## DATA ROWS
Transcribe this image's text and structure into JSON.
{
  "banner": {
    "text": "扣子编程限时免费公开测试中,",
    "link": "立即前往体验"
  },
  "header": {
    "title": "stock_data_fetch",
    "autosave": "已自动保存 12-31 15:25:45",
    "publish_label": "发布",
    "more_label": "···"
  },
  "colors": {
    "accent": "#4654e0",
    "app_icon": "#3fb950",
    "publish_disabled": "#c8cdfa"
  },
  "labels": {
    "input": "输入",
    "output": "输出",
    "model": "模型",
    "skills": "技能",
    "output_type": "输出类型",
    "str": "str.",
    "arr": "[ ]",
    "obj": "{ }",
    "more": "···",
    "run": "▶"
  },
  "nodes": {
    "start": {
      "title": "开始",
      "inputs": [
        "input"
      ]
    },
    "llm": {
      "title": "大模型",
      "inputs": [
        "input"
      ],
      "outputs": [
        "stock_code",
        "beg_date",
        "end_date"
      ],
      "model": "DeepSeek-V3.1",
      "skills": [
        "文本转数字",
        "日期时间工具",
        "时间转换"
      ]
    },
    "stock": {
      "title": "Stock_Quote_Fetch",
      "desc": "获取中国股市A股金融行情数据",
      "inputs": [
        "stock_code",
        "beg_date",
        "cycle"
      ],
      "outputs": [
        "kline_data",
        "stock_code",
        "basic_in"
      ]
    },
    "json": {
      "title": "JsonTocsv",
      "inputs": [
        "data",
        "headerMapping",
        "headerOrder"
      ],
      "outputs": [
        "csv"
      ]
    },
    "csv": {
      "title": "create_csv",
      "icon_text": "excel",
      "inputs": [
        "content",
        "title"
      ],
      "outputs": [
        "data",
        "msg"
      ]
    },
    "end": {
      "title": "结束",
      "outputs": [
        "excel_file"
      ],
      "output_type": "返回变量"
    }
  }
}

## DIRECTION
All of the entries must be written out exactly as they stand.

## EXERCISE RESULT
Transcribe this image's text and structure into JSON.
{
  "banner": {
    "text": "扣子编程限时免费公开测试中,",
    "link": "立即前往体验"
  },
  "header": {
    "title": "stock_data_fetch",
    "autosave": "已自动保存 12-31 15:25:45",
    "publish_label": "发布",
    "more_label": "···"
  },
  "colors": {
    "accent": "#4654e0",
    "app_icon": "#3fb950",
    "publish_disabled": "#c8cdfa"
  },
  "labels": {
    "input": "输入",
    "output": "输出",
    "model": "模型",
    "skills": "技能",
    "output_type": "输出类型",
    "str": "str.",
    "arr": "[ ]",
    "obj": "{ }",
    "more": "···",
    "run": "▶"
  },
  "nodes": {
    "start": {
      "title": "开始",
      "inputs": [
        "input"
      ]
    },
    "llm": {
      "title": "大模型",
      "inputs": [
        "input"
      ],
      "outputs": [
        "stock_code",
        "beg_date",
        "end_date"
      ],
      "model": "DeepSeek-V3.1",
      "skills": [
        "文本转数字",
        "日期时间工具",
        "时间转换"
      ]
    },
    "stock": {
      "title": "Stock_Quote_Fetch",
      "desc": "获取中国股市A股金融行情数据",
      "inputs": [
        "stock_code",
        "beg_date",
        "cycle"
      ],
      "outputs": [
        "kline_data",
        "stock_code",
        "basic_in"
      ]
    },
    "json": {
      "title": "JsonTocsv",
      "inputs": [
        "data",
        "headerMapping",
        "headerOrder"
      ],
      "outputs": [
        "csv"
      ]
    },
    "csv": {
      "title": "create_csv",
      "icon_text": "excel",
      "inputs": [
        "content",
        "title"
      ],
      "outputs": [
        "data",
        "msg"
      ]
    },
    "end": {
      "title": "结束",
      "outputs": [
        "excel_file"
      ],
      "output_type": "返回变量"
    }
  }
}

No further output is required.